• THE PROBLEM:
Rewrite the listing from its first line up to and including the line with "legend-label: S&P 500", swapping "data-point-diamond" for "data-point-rhombus" and leaving everything else unchanged.

(Excerpts from a layout annotation set)
----------------
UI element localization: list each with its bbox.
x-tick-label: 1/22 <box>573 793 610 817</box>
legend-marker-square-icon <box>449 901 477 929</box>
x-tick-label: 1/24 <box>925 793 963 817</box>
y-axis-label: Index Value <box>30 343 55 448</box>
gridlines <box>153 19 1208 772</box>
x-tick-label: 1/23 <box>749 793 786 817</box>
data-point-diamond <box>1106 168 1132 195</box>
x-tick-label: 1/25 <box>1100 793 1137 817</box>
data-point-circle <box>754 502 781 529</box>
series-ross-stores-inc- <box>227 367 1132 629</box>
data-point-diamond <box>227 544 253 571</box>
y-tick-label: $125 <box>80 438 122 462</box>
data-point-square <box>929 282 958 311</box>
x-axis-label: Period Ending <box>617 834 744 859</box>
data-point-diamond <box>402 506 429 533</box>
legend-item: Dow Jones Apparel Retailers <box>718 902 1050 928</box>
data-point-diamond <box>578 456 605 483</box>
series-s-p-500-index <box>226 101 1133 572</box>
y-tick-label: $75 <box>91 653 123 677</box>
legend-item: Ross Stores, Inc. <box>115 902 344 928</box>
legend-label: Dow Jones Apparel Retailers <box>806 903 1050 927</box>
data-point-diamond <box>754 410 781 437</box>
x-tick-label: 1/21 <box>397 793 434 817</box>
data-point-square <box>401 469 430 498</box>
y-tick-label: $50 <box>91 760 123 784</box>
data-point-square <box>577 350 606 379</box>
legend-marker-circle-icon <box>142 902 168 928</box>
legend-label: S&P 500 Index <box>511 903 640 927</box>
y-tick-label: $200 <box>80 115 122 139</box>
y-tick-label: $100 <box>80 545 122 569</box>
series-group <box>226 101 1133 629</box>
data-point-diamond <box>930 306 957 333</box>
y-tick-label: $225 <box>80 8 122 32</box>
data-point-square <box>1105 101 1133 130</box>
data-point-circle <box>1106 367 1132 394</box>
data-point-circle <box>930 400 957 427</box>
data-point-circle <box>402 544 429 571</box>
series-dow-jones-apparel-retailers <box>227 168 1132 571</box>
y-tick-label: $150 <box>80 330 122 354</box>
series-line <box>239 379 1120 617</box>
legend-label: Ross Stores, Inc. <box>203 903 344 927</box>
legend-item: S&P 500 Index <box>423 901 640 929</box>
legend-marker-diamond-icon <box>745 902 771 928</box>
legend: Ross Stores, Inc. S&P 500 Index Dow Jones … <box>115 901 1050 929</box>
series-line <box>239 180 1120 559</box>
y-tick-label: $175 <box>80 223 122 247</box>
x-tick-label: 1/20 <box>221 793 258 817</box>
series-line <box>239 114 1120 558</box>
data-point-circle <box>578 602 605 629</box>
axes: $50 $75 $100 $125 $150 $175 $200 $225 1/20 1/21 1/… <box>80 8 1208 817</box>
----------------
• ANSWER TO THE EXERCISE:
UI element localization: list each with its bbox.
x-tick-label: 1/22 <box>573 793 610 817</box>
legend-marker-square-icon <box>449 901 477 929</box>
x-tick-label: 1/24 <box>925 793 963 817</box>
y-axis-label: Index Value <box>30 343 55 448</box>
gridlines <box>153 19 1208 772</box>
x-tick-label: 1/23 <box>749 793 786 817</box>
data-point-rhombus <box>1106 168 1132 195</box>
x-tick-label: 1/25 <box>1100 793 1137 817</box>
data-point-circle <box>754 502 781 529</box>
series-ross-stores-inc- <box>227 367 1132 629</box>
data-point-rhombus <box>227 544 253 571</box>
y-tick-label: $125 <box>80 438 122 462</box>
data-point-square <box>929 282 958 311</box>
x-axis-label: Period Ending <box>617 834 744 859</box>
data-point-rhombus <box>402 506 429 533</box>
legend-item: Dow Jones Apparel Retailers <box>718 902 1050 928</box>
data-point-rhombus <box>578 456 605 483</box>
series-s-p-500-index <box>226 101 1133 572</box>
y-tick-label: $75 <box>91 653 123 677</box>
legend-item: Ross Stores, Inc. <box>115 902 344 928</box>
legend-label: Dow Jones Apparel Retailers <box>806 903 1050 927</box>
data-point-rhombus <box>754 410 781 437</box>
x-tick-label: 1/21 <box>397 793 434 817</box>
data-point-square <box>401 469 430 498</box>
y-tick-label: $50 <box>91 760 123 784</box>
data-point-square <box>577 350 606 379</box>
legend-marker-circle-icon <box>142 902 168 928</box>
legend-label: S&P 500 Index <box>511 903 640 927</box>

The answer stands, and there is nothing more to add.